§ **RECORDS SHOWN**:
+--

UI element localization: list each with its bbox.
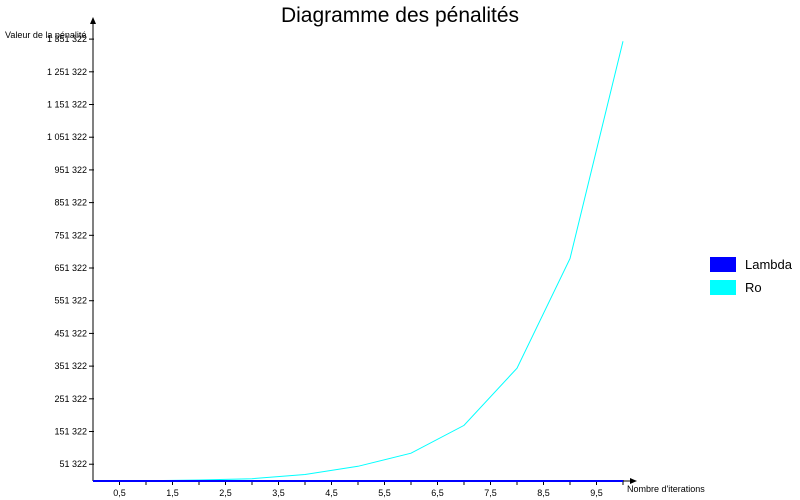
x-tick-label: 8,5 [537, 488, 550, 498]
y-tick-label: 151 322 [54, 427, 87, 437]
y-tick-label: 451 322 [54, 328, 87, 338]
x-axis-arrow [630, 478, 637, 484]
series-line-ro [92, 41, 624, 482]
x-ticks: 0,5 1,5 2,5 3,5 4,5 5,5 6,5 7,5 8,5 9,5 [113, 480, 624, 498]
y-tick-label: 651 322 [54, 263, 87, 273]
x-tick-label: 1,5 [166, 488, 179, 498]
y-tick-label: 751 322 [54, 230, 87, 240]
x-tick-label: 6,5 [431, 488, 444, 498]
y-tick-label: 551 322 [54, 296, 87, 306]
y-ticks: 51 322 151 322 251 322 351 322 451 322 551 32… [47, 34, 94, 469]
chart-title: Diagramme des pénalités [281, 4, 519, 27]
y-tick-label: 251 322 [54, 394, 87, 404]
y-axis-arrow [90, 17, 96, 24]
x-tick-label: 7,5 [484, 488, 497, 498]
x-tick-label: 9,5 [590, 488, 603, 498]
x-axis-label: Nombre d'iterations [627, 484, 705, 494]
y-tick-label: 1 151 322 [47, 100, 87, 110]
series-lines [92, 41, 624, 482]
y-axis-label: Valeur de la pénalité [5, 30, 86, 40]
legend-label-ro: Ro [745, 280, 762, 295]
legend-label-lambda: Lambda [745, 257, 793, 272]
y-tick-label: 351 322 [54, 361, 87, 371]
x-tick-label: 5,5 [378, 488, 391, 498]
axes [90, 17, 637, 484]
legend-swatch-lambda [710, 257, 736, 272]
x-tick-label: 2,5 [219, 488, 232, 498]
y-tick-label: 1 351 322 [47, 34, 87, 44]
y-tick-label: 851 322 [54, 198, 87, 208]
y-tick-label: 1 051 322 [47, 132, 87, 142]
legend-swatch-ro [710, 280, 736, 295]
x-tick-label: 0,5 [113, 488, 126, 498]
x-tick-label: 3,5 [272, 488, 285, 498]
y-tick-label: 51 322 [59, 459, 87, 469]
y-tick-label: 1 251 322 [47, 67, 87, 77]
y-tick-label: 951 322 [54, 165, 87, 175]
x-tick-label: 4,5 [325, 488, 338, 498]
legend: Lambda Ro [710, 257, 793, 295]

+--

Copy the data above line by line, without any change, and leave the pictures out of your copy.

§ **WRITTEN RESPONSE**:
UI element localization: list each with its bbox.
x-tick-label: 8,5 [537, 488, 550, 498]
y-tick-label: 151 322 [54, 427, 87, 437]
y-tick-label: 451 322 [54, 328, 87, 338]
x-axis-arrow [630, 478, 637, 484]
series-line-ro [92, 41, 624, 482]
x-ticks: 0,5 1,5 2,5 3,5 4,5 5,5 6,5 7,5 8,5 9,5 [113, 480, 624, 498]
y-tick-label: 651 322 [54, 263, 87, 273]
x-tick-label: 1,5 [166, 488, 179, 498]
y-tick-label: 751 322 [54, 230, 87, 240]
x-tick-label: 6,5 [431, 488, 444, 498]
y-tick-label: 551 322 [54, 296, 87, 306]
y-ticks: 51 322 151 322 251 322 351 322 451 322 551 32… [47, 34, 94, 469]
chart-title: Diagramme des pénalités [281, 4, 519, 27]
y-tick-label: 251 322 [54, 394, 87, 404]
y-axis-arrow [90, 17, 96, 24]
x-tick-label: 7,5 [484, 488, 497, 498]
x-tick-label: 9,5 [590, 488, 603, 498]
x-axis-label: Nombre d'iterations [627, 484, 705, 494]
y-tick-label: 1 151 322 [47, 100, 87, 110]
series-lines [92, 41, 624, 482]
y-axis-label: Valeur de la pénalité [5, 30, 86, 40]
legend-label-ro: Ro [745, 280, 762, 295]
legend-label-lambda: Lambda [745, 257, 793, 272]
y-tick-label: 351 322 [54, 361, 87, 371]
x-tick-label: 5,5 [378, 488, 391, 498]
axes [90, 17, 637, 484]
legend-swatch-lambda [710, 257, 736, 272]
x-tick-label: 2,5 [219, 488, 232, 498]
y-tick-label: 1 351 322 [47, 34, 87, 44]
y-tick-label: 851 322 [54, 198, 87, 208]
y-tick-label: 1 051 322 [47, 132, 87, 142]
legend-swatch-ro [710, 280, 736, 295]
x-tick-label: 0,5 [113, 488, 126, 498]
x-tick-label: 3,5 [272, 488, 285, 498]
y-tick-label: 51 322 [59, 459, 87, 469]
y-tick-label: 1 251 322 [47, 67, 87, 77]
y-tick-label: 951 322 [54, 165, 87, 175]
x-tick-label: 4,5 [325, 488, 338, 498]
legend: Lambda Ro [710, 257, 793, 295]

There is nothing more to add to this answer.